Exercise objective -> What follows are records. Restate all of them word for word.

Material to process ->

* Begin *

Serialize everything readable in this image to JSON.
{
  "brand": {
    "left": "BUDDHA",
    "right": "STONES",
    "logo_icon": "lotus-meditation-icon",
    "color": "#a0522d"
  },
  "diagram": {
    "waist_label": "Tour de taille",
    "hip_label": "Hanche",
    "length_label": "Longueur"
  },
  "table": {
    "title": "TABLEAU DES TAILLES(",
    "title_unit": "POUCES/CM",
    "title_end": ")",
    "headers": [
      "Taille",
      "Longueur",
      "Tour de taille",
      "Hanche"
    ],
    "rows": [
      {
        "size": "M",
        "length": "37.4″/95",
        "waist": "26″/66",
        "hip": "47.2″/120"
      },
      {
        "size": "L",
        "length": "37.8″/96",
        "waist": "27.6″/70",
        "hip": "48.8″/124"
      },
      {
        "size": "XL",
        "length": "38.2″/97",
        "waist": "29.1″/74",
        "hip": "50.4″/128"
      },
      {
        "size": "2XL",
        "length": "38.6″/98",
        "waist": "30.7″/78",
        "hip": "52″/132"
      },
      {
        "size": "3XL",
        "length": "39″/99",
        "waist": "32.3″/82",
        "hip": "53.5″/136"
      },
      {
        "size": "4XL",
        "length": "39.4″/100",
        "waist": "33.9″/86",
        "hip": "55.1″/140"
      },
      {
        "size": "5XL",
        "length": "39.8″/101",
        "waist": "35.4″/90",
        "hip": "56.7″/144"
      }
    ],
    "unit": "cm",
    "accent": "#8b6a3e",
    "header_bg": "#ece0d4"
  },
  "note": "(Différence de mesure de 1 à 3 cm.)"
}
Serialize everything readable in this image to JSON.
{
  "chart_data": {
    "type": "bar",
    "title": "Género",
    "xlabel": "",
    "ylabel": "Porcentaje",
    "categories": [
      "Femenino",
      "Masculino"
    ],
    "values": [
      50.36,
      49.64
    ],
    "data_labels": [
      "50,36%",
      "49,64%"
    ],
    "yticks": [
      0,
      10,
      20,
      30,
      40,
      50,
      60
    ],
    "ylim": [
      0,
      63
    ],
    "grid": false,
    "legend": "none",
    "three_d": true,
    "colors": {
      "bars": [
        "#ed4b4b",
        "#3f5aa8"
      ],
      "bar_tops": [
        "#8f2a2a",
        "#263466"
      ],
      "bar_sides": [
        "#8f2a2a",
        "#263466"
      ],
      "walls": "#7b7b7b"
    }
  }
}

* End *

The response ->
Serialize everything readable in this image to JSON.
{
  "brand": {
    "left": "BUDDHA",
    "right": "STONES",
    "logo_icon": "lotus-meditation-icon",
    "color": "#a0522d"
  },
  "diagram": {
    "waist_label": "Tour de taille",
    "hip_label": "Hanche",
    "length_label": "Longueur"
  },
  "table": {
    "title": "TABLEAU DES TAILLES(",
    "title_unit": "POUCES/CM",
    "title_end": ")",
    "headers": [
      "Taille",
      "Longueur",
      "Tour de taille",
      "Hanche"
    ],
    "rows": [
      {
        "size": "M",
        "length": "37.4″/95",
        "waist": "26″/66",
        "hip": "47.2″/120"
      },
      {
        "size": "L",
        "length": "37.8″/96",
        "waist": "27.6″/70",
        "hip": "48.8″/124"
      },
      {
        "size": "XL",
        "length": "38.2″/97",
        "waist": "29.1″/74",
        "hip": "50.4″/128"
      },
      {
        "size": "2XL",
        "length": "38.6″/98",
        "waist": "30.7″/78",
        "hip": "52″/132"
      },
      {
        "size": "3XL",
        "length": "39″/99",
        "waist": "32.3″/82",
        "hip": "53.5″/136"
      },
      {
        "size": "4XL",
        "length": "39.4″/100",
        "waist": "33.9″/86",
        "hip": "55.1″/140"
      },
      {
        "size": "5XL",
        "length": "39.8″/101",
        "waist": "35.4″/90",
        "hip": "56.7″/144"
      }
    ],
    "unit": "cm",
    "accent": "#8b6a3e",
    "header_bg": "#ece0d4"
  },
  "note": "(Différence de mesure de 1 à 3 cm.)"
}
Serialize everything readable in this image to JSON.
{
  "chart_data": {
    "type": "bar",
    "title": "Género",
    "xlabel": "",
    "ylabel": "Porcentaje",
    "categories": [
      "Femenino",
      "Masculino"
    ],
    "values": [
      50.36,
      49.64
    ],
    "data_labels": [
      "50,36%",
      "49,64%"
    ],
    "yticks": [
      0,
      10,
      20,
      30,
      40,
      50,
      60
    ],
    "ylim": [
      0,
      63
    ],
    "grid": false,
    "legend": "none",
    "three_d": true,
    "colors": {
      "bars": [
        "#ed4b4b",
        "#3f5aa8"
      ],
      "bar_tops": [
        "#8f2a2a",
        "#263466"
      ],
      "bar_sides": [
        "#8f2a2a",
        "#263466"
      ],
      "walls": "#7b7b7b"
    }
  }
}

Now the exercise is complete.